[BEGIN DATA FOR THE TASK]

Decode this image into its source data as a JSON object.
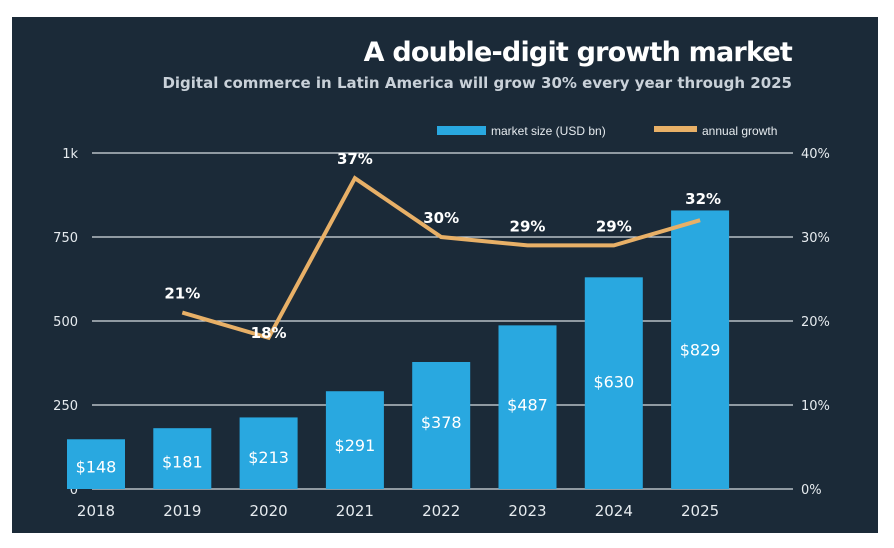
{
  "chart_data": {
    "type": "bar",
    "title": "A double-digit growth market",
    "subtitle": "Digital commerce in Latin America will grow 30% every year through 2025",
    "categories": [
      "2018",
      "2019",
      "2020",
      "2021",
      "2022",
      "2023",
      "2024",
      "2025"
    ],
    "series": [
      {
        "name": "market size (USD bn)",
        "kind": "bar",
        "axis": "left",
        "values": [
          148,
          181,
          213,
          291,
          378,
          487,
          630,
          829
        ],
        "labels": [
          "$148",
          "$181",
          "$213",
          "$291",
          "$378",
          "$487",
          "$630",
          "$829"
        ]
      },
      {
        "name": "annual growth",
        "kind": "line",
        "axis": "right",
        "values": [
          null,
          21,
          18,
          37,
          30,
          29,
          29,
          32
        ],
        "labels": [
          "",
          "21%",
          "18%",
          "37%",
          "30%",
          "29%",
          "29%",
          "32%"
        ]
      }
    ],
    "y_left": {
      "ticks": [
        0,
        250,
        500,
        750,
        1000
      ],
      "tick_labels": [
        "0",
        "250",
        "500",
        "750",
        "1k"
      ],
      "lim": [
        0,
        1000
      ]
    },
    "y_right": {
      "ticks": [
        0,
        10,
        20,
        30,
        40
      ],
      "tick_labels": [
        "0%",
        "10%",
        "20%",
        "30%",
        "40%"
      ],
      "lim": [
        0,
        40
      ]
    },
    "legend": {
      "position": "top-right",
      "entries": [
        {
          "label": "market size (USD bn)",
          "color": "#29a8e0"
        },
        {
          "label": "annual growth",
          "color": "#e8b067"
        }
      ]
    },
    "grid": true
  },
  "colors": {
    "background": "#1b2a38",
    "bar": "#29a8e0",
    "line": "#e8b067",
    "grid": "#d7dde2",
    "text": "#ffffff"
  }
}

[END DATA FOR THE TASK]

# GIVEN PROBLEM
Leave out the pictures and output the rest of the material exactly as written.

# THE REPLY
Decode this image into its source data as a JSON object.
{
  "chart_data": {
    "type": "bar",
    "title": "A double-digit growth market",
    "subtitle": "Digital commerce in Latin America will grow 30% every year through 2025",
    "categories": [
      "2018",
      "2019",
      "2020",
      "2021",
      "2022",
      "2023",
      "2024",
      "2025"
    ],
    "series": [
      {
        "name": "market size (USD bn)",
        "kind": "bar",
        "axis": "left",
        "values": [
          148,
          181,
          213,
          291,
          378,
          487,
          630,
          829
        ],
        "labels": [
          "$148",
          "$181",
          "$213",
          "$291",
          "$378",
          "$487",
          "$630",
          "$829"
        ]
      },
      {
        "name": "annual growth",
        "kind": "line",
        "axis": "right",
        "values": [
          null,
          21,
          18,
          37,
          30,
          29,
          29,
          32
        ],
        "labels": [
          "",
          "21%",
          "18%",
          "37%",
          "30%",
          "29%",
          "29%",
          "32%"
        ]
      }
    ],
    "y_left": {
      "ticks": [
        0,
        250,
        500,
        750,
        1000
      ],
      "tick_labels": [
        "0",
        "250",
        "500",
        "750",
        "1k"
      ],
      "lim": [
        0,
        1000
      ]
    },
    "y_right": {
      "ticks": [
        0,
        10,
        20,
        30,
        40
      ],
      "tick_labels": [
        "0%",
        "10%",
        "20%",
        "30%",
        "40%"
      ],
      "lim": [
        0,
        40
      ]
    },
    "legend": {
      "position": "top-right",
      "entries": [
        {
          "label": "market size (USD bn)",
          "color": "#29a8e0"
        },
        {
          "label": "annual growth",
          "color": "#e8b067"
        }
      ]
    },
    "grid": true
  },
  "colors": {
    "background": "#1b2a38",
    "bar": "#29a8e0",
    "line": "#e8b067",
    "grid": "#d7dde2",
    "text": "#ffffff"
  }
}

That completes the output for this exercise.